**PROBLEM REQUIREMENTS:** Can you restate the records below word for word?

### DATA TO PROCESS

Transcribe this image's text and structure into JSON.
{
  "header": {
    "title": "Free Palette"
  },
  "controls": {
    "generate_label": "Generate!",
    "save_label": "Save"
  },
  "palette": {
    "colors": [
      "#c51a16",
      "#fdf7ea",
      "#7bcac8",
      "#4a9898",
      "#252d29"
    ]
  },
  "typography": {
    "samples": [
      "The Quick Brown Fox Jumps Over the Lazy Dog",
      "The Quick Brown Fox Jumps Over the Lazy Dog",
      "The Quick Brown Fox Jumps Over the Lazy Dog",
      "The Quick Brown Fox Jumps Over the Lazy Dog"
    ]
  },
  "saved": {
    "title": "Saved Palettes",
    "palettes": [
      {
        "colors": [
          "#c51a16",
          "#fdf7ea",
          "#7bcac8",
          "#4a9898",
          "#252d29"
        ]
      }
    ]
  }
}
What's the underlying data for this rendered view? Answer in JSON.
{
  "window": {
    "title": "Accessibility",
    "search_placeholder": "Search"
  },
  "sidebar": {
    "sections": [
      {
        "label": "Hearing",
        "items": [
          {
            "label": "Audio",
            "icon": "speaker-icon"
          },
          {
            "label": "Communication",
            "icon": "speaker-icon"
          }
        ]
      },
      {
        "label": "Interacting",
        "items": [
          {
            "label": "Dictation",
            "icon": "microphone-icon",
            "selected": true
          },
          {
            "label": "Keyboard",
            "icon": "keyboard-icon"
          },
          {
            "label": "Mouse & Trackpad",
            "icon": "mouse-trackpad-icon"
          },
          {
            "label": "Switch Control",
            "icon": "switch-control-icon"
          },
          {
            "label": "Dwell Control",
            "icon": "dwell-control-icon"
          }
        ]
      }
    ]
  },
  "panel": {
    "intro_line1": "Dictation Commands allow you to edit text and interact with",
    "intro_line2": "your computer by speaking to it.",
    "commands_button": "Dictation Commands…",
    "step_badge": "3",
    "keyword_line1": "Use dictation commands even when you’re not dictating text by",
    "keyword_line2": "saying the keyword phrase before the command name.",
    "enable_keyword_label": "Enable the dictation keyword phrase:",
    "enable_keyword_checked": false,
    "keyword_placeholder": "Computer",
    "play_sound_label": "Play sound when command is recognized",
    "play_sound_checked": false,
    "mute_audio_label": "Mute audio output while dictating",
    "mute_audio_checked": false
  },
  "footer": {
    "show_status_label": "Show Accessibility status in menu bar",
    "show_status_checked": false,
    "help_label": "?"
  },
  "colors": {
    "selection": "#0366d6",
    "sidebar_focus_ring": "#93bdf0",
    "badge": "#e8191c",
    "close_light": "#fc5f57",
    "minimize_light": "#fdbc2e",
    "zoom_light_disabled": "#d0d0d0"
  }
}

######

**WRITTEN RESPONSE:**
Transcribe this image's text and structure into JSON.
{
  "header": {
    "title": "Free Palette"
  },
  "controls": {
    "generate_label": "Generate!",
    "save_label": "Save"
  },
  "palette": {
    "colors": [
      "#c51a16",
      "#fdf7ea",
      "#7bcac8",
      "#4a9898",
      "#252d29"
    ]
  },
  "typography": {
    "samples": [
      "The Quick Brown Fox Jumps Over the Lazy Dog",
      "The Quick Brown Fox Jumps Over the Lazy Dog",
      "The Quick Brown Fox Jumps Over the Lazy Dog",
      "The Quick Brown Fox Jumps Over the Lazy Dog"
    ]
  },
  "saved": {
    "title": "Saved Palettes",
    "palettes": [
      {
        "colors": [
          "#c51a16",
          "#fdf7ea",
          "#7bcac8",
          "#4a9898",
          "#252d29"
        ]
      }
    ]
  }
}
What's the underlying data for this rendered view? Answer in JSON.
{
  "window": {
    "title": "Accessibility",
    "search_placeholder": "Search"
  },
  "sidebar": {
    "sections": [
      {
        "label": "Hearing",
        "items": [
          {
            "label": "Audio",
            "icon": "speaker-icon"
          },
          {
            "label": "Communication",
            "icon": "speaker-icon"
          }
        ]
      },
      {
        "label": "Interacting",
        "items": [
          {
            "label": "Dictation",
            "icon": "microphone-icon",
            "selected": true
          },
          {
            "label": "Keyboard",
            "icon": "keyboard-icon"
          },
          {
            "label": "Mouse & Trackpad",
            "icon": "mouse-trackpad-icon"
          },
          {
            "label": "Switch Control",
            "icon": "switch-control-icon"
          },
          {
            "label": "Dwell Control",
            "icon": "dwell-control-icon"
          }
        ]
      }
    ]
  },
  "panel": {
    "intro_line1": "Dictation Commands allow you to edit text and interact with",
    "intro_line2": "your computer by speaking to it.",
    "commands_button": "Dictation Commands…",
    "step_badge": "3",
    "keyword_line1": "Use dictation commands even when you’re not dictating text by",
    "keyword_line2": "saying the keyword phrase before the command name.",
    "enable_keyword_label": "Enable the dictation keyword phrase:",
    "enable_keyword_checked": false,
    "keyword_placeholder": "Computer",
    "play_sound_label": "Play sound when command is recognized",
    "play_sound_checked": false,
    "mute_audio_label": "Mute audio output while dictating",
    "mute_audio_checked": false
  },
  "footer": {
    "show_status_label": "Show Accessibility status in menu bar",
    "show_status_checked": false,
    "help_label": "?"
  },
  "colors": {
    "selection": "#0366d6",
    "sidebar_focus_ring": "#93bdf0",
    "badge": "#e8191c",
    "close_light": "#fc5f57",
    "minimize_light": "#fdbc2e",
    "zoom_light_disabled": "#d0d0d0"
  }
}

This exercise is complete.